What is asked:
Each line that includes the string "kata" counts once; give the total and nothing else.

Provided data:

▼▼▼

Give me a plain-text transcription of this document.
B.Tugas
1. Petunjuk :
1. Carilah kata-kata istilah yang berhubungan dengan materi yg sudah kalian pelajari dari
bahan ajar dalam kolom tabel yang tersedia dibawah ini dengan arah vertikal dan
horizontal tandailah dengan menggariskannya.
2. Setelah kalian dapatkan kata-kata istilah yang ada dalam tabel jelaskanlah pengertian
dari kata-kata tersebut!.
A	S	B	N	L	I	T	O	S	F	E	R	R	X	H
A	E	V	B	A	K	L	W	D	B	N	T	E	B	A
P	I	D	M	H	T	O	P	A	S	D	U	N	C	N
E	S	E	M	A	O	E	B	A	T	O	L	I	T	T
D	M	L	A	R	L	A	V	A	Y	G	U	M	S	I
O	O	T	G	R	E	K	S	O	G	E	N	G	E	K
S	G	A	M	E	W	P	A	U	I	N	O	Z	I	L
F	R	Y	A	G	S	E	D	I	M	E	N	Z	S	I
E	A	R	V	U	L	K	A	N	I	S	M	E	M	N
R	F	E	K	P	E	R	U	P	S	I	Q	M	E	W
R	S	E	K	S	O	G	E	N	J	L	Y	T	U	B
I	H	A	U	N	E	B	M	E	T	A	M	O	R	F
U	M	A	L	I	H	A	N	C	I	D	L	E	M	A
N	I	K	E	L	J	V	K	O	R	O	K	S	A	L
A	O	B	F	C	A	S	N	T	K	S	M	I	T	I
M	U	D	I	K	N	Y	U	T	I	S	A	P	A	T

▲▲▲

Task output:
3